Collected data

-*-*-

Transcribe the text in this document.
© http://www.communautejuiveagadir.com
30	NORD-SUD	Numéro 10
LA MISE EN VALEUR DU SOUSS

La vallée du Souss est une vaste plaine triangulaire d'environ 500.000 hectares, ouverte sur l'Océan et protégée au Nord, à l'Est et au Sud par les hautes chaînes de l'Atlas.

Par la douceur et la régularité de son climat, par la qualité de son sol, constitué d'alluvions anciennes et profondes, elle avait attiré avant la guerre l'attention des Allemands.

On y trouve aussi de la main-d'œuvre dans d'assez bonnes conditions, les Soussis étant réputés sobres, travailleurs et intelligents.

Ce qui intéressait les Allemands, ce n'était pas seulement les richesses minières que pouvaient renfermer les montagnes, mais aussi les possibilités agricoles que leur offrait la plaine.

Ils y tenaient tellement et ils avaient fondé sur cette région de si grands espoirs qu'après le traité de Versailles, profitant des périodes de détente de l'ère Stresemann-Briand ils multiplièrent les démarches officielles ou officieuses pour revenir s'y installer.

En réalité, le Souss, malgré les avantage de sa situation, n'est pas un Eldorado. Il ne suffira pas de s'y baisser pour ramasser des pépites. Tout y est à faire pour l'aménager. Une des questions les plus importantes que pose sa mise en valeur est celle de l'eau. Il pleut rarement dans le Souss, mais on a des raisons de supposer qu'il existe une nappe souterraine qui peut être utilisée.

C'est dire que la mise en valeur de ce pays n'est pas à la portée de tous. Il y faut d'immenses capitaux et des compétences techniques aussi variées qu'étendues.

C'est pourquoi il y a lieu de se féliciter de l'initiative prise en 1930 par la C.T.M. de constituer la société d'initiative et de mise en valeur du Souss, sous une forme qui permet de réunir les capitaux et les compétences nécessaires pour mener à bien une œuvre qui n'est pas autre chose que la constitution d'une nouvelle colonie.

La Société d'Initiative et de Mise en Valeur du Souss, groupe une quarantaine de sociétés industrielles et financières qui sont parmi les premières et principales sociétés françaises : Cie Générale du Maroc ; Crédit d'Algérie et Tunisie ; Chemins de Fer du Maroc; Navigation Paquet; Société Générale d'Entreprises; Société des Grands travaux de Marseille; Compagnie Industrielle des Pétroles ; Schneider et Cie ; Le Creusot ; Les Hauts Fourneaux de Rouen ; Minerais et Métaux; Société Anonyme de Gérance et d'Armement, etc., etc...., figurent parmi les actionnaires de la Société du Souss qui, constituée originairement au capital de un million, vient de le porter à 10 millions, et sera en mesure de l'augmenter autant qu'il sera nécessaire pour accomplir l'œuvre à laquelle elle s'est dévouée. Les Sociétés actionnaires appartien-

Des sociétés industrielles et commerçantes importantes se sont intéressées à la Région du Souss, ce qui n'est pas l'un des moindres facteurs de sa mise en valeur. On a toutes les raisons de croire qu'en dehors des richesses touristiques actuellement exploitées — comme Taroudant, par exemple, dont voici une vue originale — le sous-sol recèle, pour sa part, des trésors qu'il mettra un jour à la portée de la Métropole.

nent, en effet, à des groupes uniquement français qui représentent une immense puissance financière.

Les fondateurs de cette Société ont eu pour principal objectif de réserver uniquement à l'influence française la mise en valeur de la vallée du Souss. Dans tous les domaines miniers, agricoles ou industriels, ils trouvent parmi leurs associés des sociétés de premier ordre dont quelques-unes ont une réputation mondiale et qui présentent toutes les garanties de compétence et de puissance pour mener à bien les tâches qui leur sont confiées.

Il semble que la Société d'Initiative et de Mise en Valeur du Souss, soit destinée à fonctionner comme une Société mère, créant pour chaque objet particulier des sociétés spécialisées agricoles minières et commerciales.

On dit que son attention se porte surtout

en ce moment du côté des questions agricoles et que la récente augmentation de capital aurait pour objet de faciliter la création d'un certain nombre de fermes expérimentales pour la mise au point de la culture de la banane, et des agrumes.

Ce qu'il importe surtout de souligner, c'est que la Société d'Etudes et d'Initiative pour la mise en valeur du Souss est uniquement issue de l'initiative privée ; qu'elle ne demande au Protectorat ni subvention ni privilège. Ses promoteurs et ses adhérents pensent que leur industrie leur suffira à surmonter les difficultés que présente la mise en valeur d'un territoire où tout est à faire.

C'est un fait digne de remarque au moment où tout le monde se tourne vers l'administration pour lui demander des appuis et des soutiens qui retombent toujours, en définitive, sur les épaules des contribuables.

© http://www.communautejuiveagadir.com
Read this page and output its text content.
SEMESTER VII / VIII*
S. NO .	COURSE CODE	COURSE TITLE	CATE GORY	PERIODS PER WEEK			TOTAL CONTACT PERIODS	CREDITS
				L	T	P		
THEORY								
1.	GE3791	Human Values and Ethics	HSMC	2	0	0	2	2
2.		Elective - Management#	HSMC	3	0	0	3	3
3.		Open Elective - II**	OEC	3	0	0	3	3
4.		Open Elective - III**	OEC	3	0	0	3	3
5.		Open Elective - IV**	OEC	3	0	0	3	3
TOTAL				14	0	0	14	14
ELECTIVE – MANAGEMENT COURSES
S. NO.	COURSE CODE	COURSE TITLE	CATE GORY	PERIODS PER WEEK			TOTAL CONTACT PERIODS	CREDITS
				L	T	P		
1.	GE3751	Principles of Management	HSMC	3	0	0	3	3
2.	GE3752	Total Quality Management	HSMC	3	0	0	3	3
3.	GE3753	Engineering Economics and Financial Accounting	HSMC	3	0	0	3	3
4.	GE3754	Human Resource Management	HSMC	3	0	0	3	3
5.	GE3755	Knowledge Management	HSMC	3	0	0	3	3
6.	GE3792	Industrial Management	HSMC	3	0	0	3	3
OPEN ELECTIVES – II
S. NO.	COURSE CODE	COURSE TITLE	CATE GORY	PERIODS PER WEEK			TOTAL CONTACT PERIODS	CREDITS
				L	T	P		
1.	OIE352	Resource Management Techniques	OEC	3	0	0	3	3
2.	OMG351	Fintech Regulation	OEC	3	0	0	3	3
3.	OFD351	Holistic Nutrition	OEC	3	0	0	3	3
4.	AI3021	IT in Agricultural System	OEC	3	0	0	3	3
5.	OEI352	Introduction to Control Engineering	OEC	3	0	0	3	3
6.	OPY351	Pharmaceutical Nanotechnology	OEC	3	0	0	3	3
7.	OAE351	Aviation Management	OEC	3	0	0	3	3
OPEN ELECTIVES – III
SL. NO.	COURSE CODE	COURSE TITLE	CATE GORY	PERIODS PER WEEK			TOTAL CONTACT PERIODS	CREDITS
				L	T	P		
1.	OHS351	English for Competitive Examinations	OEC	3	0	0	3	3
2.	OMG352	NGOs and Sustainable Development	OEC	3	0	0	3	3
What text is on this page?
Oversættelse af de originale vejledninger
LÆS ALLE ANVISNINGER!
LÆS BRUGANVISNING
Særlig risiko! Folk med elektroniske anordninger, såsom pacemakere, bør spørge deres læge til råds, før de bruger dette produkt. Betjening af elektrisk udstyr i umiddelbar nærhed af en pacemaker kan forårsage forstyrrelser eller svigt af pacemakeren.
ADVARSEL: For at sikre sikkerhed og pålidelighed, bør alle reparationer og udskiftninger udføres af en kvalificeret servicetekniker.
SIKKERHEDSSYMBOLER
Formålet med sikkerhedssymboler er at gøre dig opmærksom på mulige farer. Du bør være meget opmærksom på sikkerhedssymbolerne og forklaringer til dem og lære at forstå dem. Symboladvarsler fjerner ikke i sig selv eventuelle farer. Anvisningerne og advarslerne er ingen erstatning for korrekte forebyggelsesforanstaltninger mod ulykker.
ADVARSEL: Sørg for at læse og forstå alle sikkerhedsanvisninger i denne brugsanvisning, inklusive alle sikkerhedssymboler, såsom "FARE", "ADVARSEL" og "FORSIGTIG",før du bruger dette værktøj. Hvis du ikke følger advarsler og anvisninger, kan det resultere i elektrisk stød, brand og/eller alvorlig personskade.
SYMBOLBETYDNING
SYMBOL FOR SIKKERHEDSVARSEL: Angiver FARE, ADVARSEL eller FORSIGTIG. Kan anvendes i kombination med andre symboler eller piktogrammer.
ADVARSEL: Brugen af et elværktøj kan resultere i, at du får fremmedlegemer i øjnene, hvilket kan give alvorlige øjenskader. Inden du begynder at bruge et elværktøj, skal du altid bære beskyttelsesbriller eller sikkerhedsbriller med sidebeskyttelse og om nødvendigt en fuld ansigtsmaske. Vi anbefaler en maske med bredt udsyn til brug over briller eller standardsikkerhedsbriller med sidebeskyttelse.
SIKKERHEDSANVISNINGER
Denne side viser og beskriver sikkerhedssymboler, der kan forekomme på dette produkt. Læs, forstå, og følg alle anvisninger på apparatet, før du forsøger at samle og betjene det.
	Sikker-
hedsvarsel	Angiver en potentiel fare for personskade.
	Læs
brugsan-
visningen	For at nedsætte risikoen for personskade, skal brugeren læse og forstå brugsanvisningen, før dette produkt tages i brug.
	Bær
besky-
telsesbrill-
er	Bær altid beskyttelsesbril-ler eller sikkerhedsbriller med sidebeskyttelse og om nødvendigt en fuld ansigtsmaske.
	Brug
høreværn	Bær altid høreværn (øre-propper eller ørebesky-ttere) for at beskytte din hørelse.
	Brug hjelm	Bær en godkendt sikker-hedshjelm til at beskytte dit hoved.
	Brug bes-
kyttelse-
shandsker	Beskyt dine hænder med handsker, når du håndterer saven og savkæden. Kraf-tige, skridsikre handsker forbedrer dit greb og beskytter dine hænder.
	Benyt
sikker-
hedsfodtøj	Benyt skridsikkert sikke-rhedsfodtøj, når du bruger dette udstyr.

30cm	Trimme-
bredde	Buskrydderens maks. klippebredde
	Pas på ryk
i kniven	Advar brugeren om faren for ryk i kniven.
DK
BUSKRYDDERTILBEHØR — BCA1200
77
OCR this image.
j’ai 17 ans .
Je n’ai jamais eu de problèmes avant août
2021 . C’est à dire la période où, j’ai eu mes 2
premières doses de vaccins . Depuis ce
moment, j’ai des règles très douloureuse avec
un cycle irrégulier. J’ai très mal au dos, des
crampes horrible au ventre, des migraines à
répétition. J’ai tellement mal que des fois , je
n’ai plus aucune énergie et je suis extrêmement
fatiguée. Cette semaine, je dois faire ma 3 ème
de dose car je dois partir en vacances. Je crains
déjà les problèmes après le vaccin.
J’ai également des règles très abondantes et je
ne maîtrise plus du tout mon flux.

-*-*-

**Stated exercise**:
Take the lines above from the one holding "OCR this image." to the last and output them exactly.

**Result of the exercise**:
OCR this image.
j’ai 17 ans .
Je n’ai jamais eu de problèmes avant août
2021 . C’est à dire la période où, j’ai eu mes 2
premières doses de vaccins . Depuis ce
moment, j’ai des règles très douloureuse avec
un cycle irrégulier. J’ai très mal au dos, des
crampes horrible au ventre, des migraines à
répétition. J’ai tellement mal que des fois , je
n’ai plus aucune énergie et je suis extrêmement
fatiguée. Cette semaine, je dois faire ma 3 ème
de dose car je dois partir en vacances. Je crains
déjà les problèmes après le vaccin.
J’ai également des règles très abondantes et je
ne maîtrise plus du tout mon flux.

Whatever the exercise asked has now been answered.